§ **Written exercise**: Identify each line below that contains the word "emergencia", and copy it out.

§ **Supplied records**:
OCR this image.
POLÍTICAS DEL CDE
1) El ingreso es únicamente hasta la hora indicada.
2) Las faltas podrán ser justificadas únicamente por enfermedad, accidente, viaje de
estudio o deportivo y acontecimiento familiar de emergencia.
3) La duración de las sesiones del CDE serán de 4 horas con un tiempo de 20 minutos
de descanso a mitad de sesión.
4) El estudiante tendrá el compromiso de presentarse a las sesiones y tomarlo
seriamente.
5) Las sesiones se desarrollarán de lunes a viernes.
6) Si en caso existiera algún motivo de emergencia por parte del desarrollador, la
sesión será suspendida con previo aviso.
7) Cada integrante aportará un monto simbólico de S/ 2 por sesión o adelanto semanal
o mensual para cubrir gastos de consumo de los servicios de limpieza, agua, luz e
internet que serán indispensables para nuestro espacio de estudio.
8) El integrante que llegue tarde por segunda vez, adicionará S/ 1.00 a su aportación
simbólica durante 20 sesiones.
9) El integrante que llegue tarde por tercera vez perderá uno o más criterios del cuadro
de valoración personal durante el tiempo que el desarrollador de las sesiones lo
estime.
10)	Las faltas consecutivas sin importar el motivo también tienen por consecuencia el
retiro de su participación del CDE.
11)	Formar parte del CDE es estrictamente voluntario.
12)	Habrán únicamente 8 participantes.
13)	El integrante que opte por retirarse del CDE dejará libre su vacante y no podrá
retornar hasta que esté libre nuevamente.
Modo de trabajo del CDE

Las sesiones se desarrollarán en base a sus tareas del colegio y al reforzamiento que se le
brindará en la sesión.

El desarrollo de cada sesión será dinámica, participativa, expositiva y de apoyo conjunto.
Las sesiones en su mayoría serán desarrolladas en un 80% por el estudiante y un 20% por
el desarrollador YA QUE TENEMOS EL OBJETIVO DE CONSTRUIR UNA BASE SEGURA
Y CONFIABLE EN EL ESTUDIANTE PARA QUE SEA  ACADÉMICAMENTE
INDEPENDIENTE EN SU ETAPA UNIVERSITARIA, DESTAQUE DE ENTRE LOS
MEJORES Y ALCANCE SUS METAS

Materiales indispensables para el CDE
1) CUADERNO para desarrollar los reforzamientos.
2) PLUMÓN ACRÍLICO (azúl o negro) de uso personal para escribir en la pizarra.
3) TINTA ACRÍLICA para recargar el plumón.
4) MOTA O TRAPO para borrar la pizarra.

§ **Finished answer**:
estudio o deportivo y acontecimiento familiar de emergencia.
6) Si en caso existiera algún motivo de emergencia por parte del desarrollador, la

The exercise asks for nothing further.